● STATED GOAL
Give the number of lines holding the string "image" and nothing more.

● ENTRIES PROVIDED
<<<<

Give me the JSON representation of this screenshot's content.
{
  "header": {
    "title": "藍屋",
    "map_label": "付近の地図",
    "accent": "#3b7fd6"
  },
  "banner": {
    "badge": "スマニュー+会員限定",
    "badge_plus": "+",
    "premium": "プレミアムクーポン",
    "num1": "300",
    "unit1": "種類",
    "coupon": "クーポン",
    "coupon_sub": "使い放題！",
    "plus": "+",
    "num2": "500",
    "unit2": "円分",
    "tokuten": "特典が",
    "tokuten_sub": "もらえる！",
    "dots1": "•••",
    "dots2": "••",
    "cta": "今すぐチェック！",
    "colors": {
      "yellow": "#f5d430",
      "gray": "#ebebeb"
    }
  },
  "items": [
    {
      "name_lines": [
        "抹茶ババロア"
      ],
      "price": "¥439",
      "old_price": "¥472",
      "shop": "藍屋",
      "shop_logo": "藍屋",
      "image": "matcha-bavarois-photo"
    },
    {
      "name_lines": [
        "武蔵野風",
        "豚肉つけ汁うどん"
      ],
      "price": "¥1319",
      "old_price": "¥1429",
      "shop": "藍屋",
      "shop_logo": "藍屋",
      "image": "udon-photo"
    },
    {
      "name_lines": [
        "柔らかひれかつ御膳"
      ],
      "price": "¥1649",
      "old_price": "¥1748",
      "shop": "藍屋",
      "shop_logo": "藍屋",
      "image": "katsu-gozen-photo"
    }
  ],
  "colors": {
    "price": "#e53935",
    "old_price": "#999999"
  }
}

>>>>

● ANSWER IN FULL
3